- Instructions for the task -
Can you write out all the lines word for word, with no pictures?

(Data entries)
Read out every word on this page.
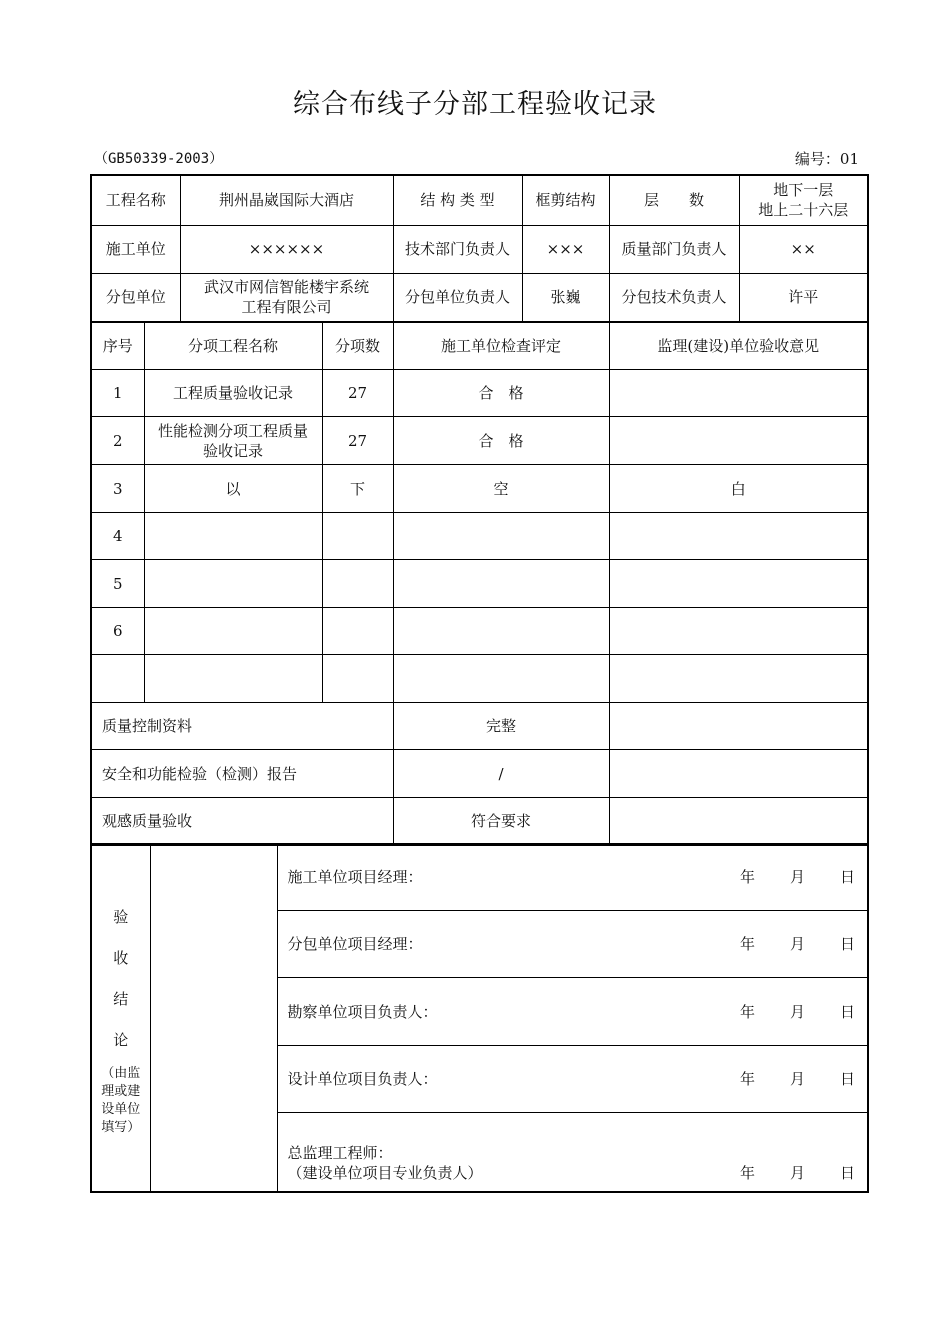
综合布线子分部工程验收记录
（GB50339-2003）	编号：01
工程名称	荆州晶崴国际大酒店	结 构 类 型	框剪结构	层　　数	地下一层
地上二十六层

施工单位	××××××	技术部门负责人	×××	质量部门负责人	××
分包单位	武汉市网信智能楼宇系统
工程有限公司	分包单位负责人	张巍	分包技术负责人	许平
序号	分项工程名称	分项数	施工单位检查评定	监理(建设)单位验收意见
1	工程质量验收记录	27	合　格	
2	性能检测分项工程质量验收记录	27	合　格	
3	以	下	空	白
4				
5				
6				

质量控制资料			完整	
安全和功能检验（检测）报告			/	
观感质量验收			符合要求	
验
收
结
论
（由监
理或建
设单位
填写）
		施工单位项目经理：	年 月 日

分包单位项目经理：	年 月 日

勘察单位项目负责人：	年 月 日

设计单位项目负责人：	年 月 日

总监理工程师：
（建设单位项目专业负责人）	年 月 日
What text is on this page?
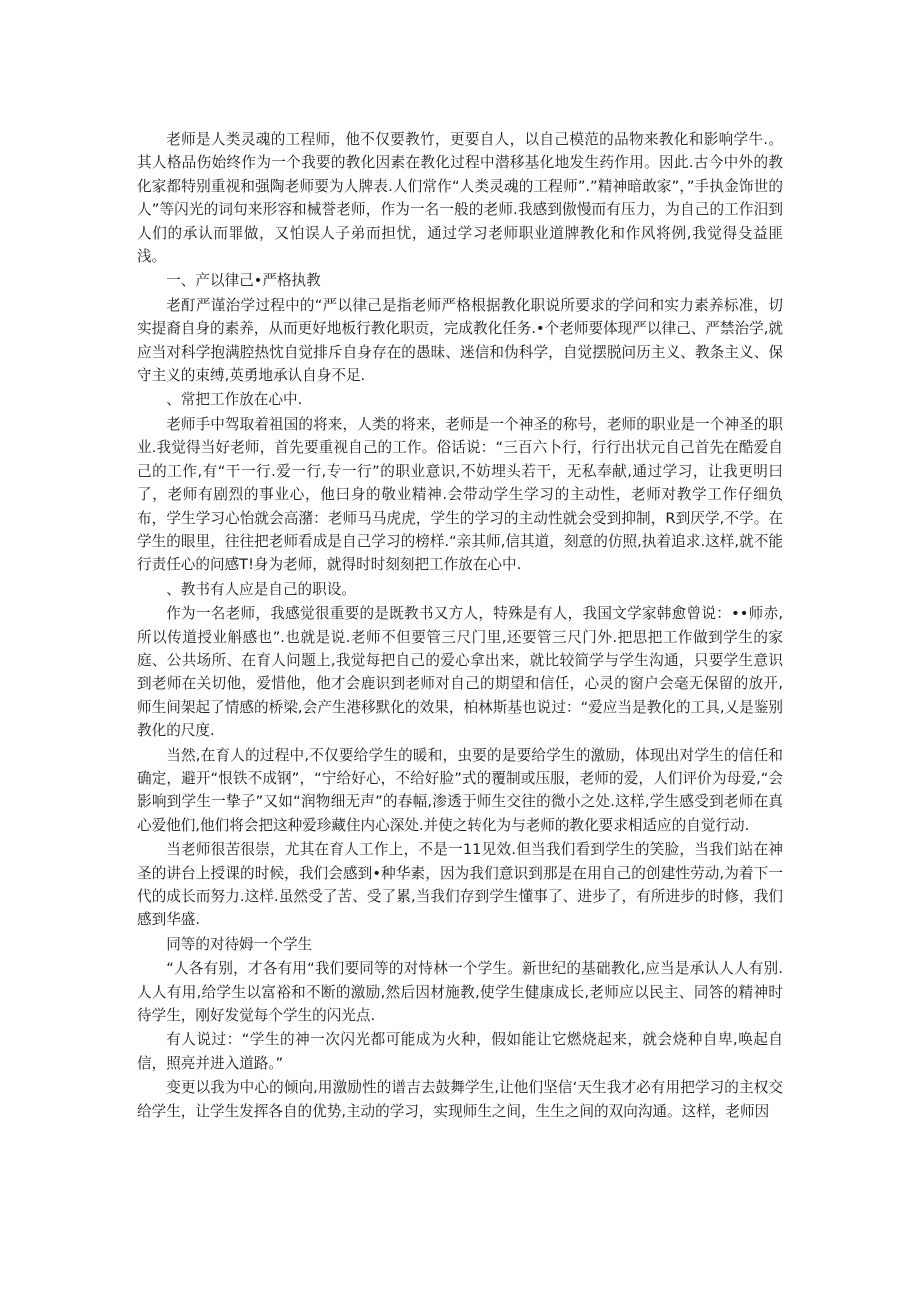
老师是人类灵魂的工程师，他不仅要教竹，更要自人，以自己模范的品物来教化和影响学牛.。其人格品伤始终作为一个我要的教化因素在教化过程中潜移基化地发生药作用。因此.古今中外的教化家都特别重视和强陶老师要为人牌表.人们常作“人类灵魂的工程师”.”精神暗敢家”，”手执金饰世的人”等闪光的词句来形容和械誉老师，作为一名一般的老师.我感到傲慢而有压力，为自己的工作汨到人们的承认而罪做，又怕误人子弟而担忧，通过学习老师职业道牌教化和作风将例,我觉得殳益匪浅。

一、产以律己•严格执教

老酊严谨治学过程中的“严以律己是指老师严格根据教化职说所要求的学问和实力素养标准，切实提裔自身的素养，从而更好地板行教化职贡，完成教化任务.•个老师要体现严以律己、严禁治学,就应当对科学抱满腔热忱自觉排斥自身存在的愚昧、迷信和伪科学，自觉摆脱问历主义、教条主义、保守主义的束缚,英勇地承认自身不足.

、常把工作放在心中.

老师手中驾取着祖国的将来，人类的将来，老师是一个神圣的称号，老师的职业是一个神圣的职业.我觉得当好老师，首先要重视自己的工作。俗话说：“三百六卜行，行行出状元自己首先在酷爱自己的工作,有“干一行.爱一行,专一行”的职业意识,不妨埋头若干，无私奉献,通过学习，让我更明曰了，老师有剧烈的事业心，他曰身的敬业精神.会带动学生学习的主动性，老师对教学工作仔细负布，学生学习心怡就会高潴：老师马马虎虎，学生的学习的主动性就会受到抑制，R到厌学,不学。在学生的眼里，往往把老师看成是自己学习的榜样.“亲其师,信其道，刻意的仿照,执着追求.这样,就不能行责任心的问感T!身为老师，就得时时刻刻把工作放在心中.

、教书有人应是自己的职设。

作为一名老师，我感觉很重要的是既教书又方人，特殊是有人，我国文学家韩愈曾说：••师赤,所以传道授业斛感也”.也就是说.老师不但要管三尺门里,还要管三尺门外.把思把工作做到学生的家庭、公共场所、在育人问题上,我觉每把自己的爱心拿出来，就比较简学与学生沟通，只要学生意识到老师在关切他，爱惜他，他才会鹿识到老师对自己的期望和信任，心灵的窗户会毫无保留的放开,师生间架起了情感的桥梁,会产生港移默化的效果，柏林斯基也说过：“爱应当是教化的工具,乂是鉴别教化的尺度.

当然,在育人的过程中,不仅要给学生的暖和，虫要的是要给学生的激励，体现出对学生的信任和确定，避开“恨铁不成钢”，“宁给好心，不给好脸”式的覆制或压服，老师的爱，人们评价为母爱,“会影响到学生一挚子”又如“润物细无声”的春幅,渗透于师生交往的微小之处.这样,学生感受到老师在真心爱他们,他们将会把这种爱珍藏住内心深处.并使之转化为与老师的教化要求相适应的自觉行动.

当老师很苦很崇，尤其在育人工作上，不是一11见效.但当我们看到学生的笑脸，当我们站在神圣的讲台上授课的时候，我们会感到•种华素，因为我们意识到那是在用自己的创建性劳动,为着下一代的成长而努力.这样.虽然受了苦、受了累,当我们存到学生懂事了、进步了，有所进步的时修，我们感到华盛.

同等的对待姆一个学生

“人各有别，才各有用“我们要同等的对恃林一个学生。新世纪的基础教化,应当是承认人人有别.人人有用,给学生以富裕和不断的激励,然后因材施教,使学生健康成长,老师应以民主、同答的精神时待学生，刚好发觉每个学生的闪光点.

有人说过：“学生的神一次闪光都可能成为火种，假如能让它燃烧起来，就会烧种自卑,唤起自信，照亮并进入道路。”

变更以我为中心的倾向,用激励性的谱吉去鼓舞学生,让他们坚信‘天生我才必有用把学习的主权交给学生，让学生发挥各自的优势,主动的学习，实现师生之间，生生之间的双向沟通。这样，老师因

- Task output -
Read out every word on this page.
综合布线子分部工程验收记录
（GB50339-2003）	编号：01
工程名称	荆州晶崴国际大酒店	结 构 类 型	框剪结构	层　　数	地下一层
地上二十六层

施工单位	××××××	技术部门负责人	×××	质量部门负责人	××
分包单位	武汉市网信智能楼宇系统
工程有限公司	分包单位负责人	张巍	分包技术负责人	许平
序号	分项工程名称	分项数	施工单位检查评定	监理(建设)单位验收意见
1	工程质量验收记录	27	合　格	
2	性能检测分项工程质量验收记录	27	合　格	
3	以	下	空	白
4				
5				
6				

质量控制资料			完整	
安全和功能检验（检测）报告			/	
观感质量验收			符合要求	
验
收
结
论
（由监
理或建
设单位
填写）
		施工单位项目经理：	年 月 日

分包单位项目经理：	年 月 日

勘察单位项目负责人：	年 月 日

设计单位项目负责人：	年 月 日

总监理工程师：
（建设单位项目专业负责人）	年 月 日
What text is on this page?
老师是人类灵魂的工程师，他不仅要教竹，更要自人，以自己模范的品物来教化和影响学牛.。其人格品伤始终作为一个我要的教化因素在教化过程中潜移基化地发生药作用。因此.古今中外的教化家都特别重视和强陶老师要为人牌表.人们常作“人类灵魂的工程师”.”精神暗敢家”，”手执金饰世的人”等闪光的词句来形容和械誉老师，作为一名一般的老师.我感到傲慢而有压力，为自己的工作汨到人们的承认而罪做，又怕误人子弟而担忧，通过学习老师职业道牌教化和作风将例,我觉得殳益匪浅。

一、产以律己•严格执教

老酊严谨治学过程中的“严以律己是指老师严格根据教化职说所要求的学问和实力素养标准，切实提裔自身的素养，从而更好地板行教化职贡，完成教化任务.•个老师要体现严以律己、严禁治学,就应当对科学抱满腔热忱自觉排斥自身存在的愚昧、迷信和伪科学，自觉摆脱问历主义、教条主义、保守主义的束缚,英勇地承认自身不足.

、常把工作放在心中.

老师手中驾取着祖国的将来，人类的将来，老师是一个神圣的称号，老师的职业是一个神圣的职业.我觉得当好老师，首先要重视自己的工作。俗话说：“三百六卜行，行行出状元自己首先在酷爱自己的工作,有“干一行.爱一行,专一行”的职业意识,不妨埋头若干，无私奉献,通过学习，让我更明曰了，老师有剧烈的事业心，他曰身的敬业精神.会带动学生学习的主动性，老师对教学工作仔细负布，学生学习心怡就会高潴：老师马马虎虎，学生的学习的主动性就会受到抑制，R到厌学,不学。在学生的眼里，往往把老师看成是自己学习的榜样.“亲其师,信其道，刻意的仿照,执着追求.这样,就不能行责任心的问感T!身为老师，就得时时刻刻把工作放在心中.

、教书有人应是自己的职设。

作为一名老师，我感觉很重要的是既教书又方人，特殊是有人，我国文学家韩愈曾说：••师赤,所以传道授业斛感也”.也就是说.老师不但要管三尺门里,还要管三尺门外.把思把工作做到学生的家庭、公共场所、在育人问题上,我觉每把自己的爱心拿出来，就比较简学与学生沟通，只要学生意识到老师在关切他，爱惜他，他才会鹿识到老师对自己的期望和信任，心灵的窗户会毫无保留的放开,师生间架起了情感的桥梁,会产生港移默化的效果，柏林斯基也说过：“爱应当是教化的工具,乂是鉴别教化的尺度.

当然,在育人的过程中,不仅要给学生的暖和，虫要的是要给学生的激励，体现出对学生的信任和确定，避开“恨铁不成钢”，“宁给好心，不给好脸”式的覆制或压服，老师的爱，人们评价为母爱,“会影响到学生一挚子”又如“润物细无声”的春幅,渗透于师生交往的微小之处.这样,学生感受到老师在真心爱他们,他们将会把这种爱珍藏住内心深处.并使之转化为与老师的教化要求相适应的自觉行动.

当老师很苦很崇，尤其在育人工作上，不是一11见效.但当我们看到学生的笑脸，当我们站在神圣的讲台上授课的时候，我们会感到•种华素，因为我们意识到那是在用自己的创建性劳动,为着下一代的成长而努力.这样.虽然受了苦、受了累,当我们存到学生懂事了、进步了，有所进步的时修，我们感到华盛.

同等的对待姆一个学生

“人各有别，才各有用“我们要同等的对恃林一个学生。新世纪的基础教化,应当是承认人人有别.人人有用,给学生以富裕和不断的激励,然后因材施教,使学生健康成长,老师应以民主、同答的精神时待学生，刚好发觉每个学生的闪光点.

有人说过：“学生的神一次闪光都可能成为火种，假如能让它燃烧起来，就会烧种自卑,唤起自信，照亮并进入道路。”

变更以我为中心的倾向,用激励性的谱吉去鼓舞学生,让他们坚信‘天生我才必有用把学习的主权交给学生，让学生发挥各自的优势,主动的学习，实现师生之间，生生之间的双向沟通。这样，老师因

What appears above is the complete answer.